--- Start Extracted information ---

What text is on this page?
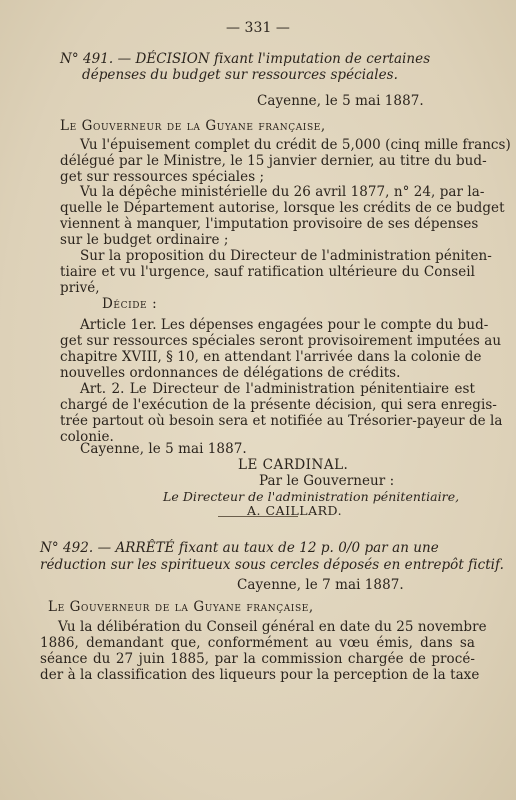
— 331 —
N° 491. — DÉCISION fixant l'imputation de certaines
dépenses du budget sur ressources spéciales.
Cayenne, le 5 mai 1887.
Le Gouverneur de la Guyane française,
Vu l'épuisement complet du crédit de 5,000 (cinq mille francs)
délégué par le Ministre, le 15 janvier dernier, au titre du bud-
get sur ressources spéciales ;
Vu la dépêche ministérielle du 26 avril 1877, n° 24, par la-
quelle le Département autorise, lorsque les crédits de ce budget
viennent à manquer, l'imputation provisoire de ses dépenses
sur le budget ordinaire ;
Sur la proposition du Directeur de l'administration péniten-
tiaire et vu l'urgence, sauf ratification ultérieure du Conseil
privé,
Décide :
Article 1er. Les dépenses engagées pour le compte du bud-
get sur ressources spéciales seront provisoirement imputées au
chapitre XVIII, § 10, en attendant l'arrivée dans la colonie de
nouvelles ordonnances de délégations de crédits.
Art. 2. Le Directeur de l'administration pénitentiaire est
chargé de l'exécution de la présente décision, qui sera enregis-
trée partout où besoin sera et notifiée au Trésorier-payeur de la
colonie.
Cayenne, le 5 mai 1887.
LE CARDINAL.
Par le Gouverneur :
Le Directeur de l'administration pénitentiaire,
A. CAILLARD.
N° 492. — ARRÊTÉ fixant au taux de 12 p. 0/0 par an une
réduction sur les spiritueux sous cercles déposés en entrepôt fictif.
Cayenne, le 7 mai 1887.
Le Gouverneur de la Guyane française,
Vu la délibération du Conseil général en date du 25 novembre
1886, demandant que, conformément au vœu émis, dans sa
séance du 27 juin 1885, par la commission chargée de procé-
der à la classification des liqueurs pour la perception de la taxe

--- End Extracted information ---

> **Task description**
From the listing above, pick out each line where the word "dans" appears.

> **Written reply**
chapitre XVIII, § 10, en attendant l'arrivée dans la colonie de
1886, demandant que, conformément au vœu émis, dans sa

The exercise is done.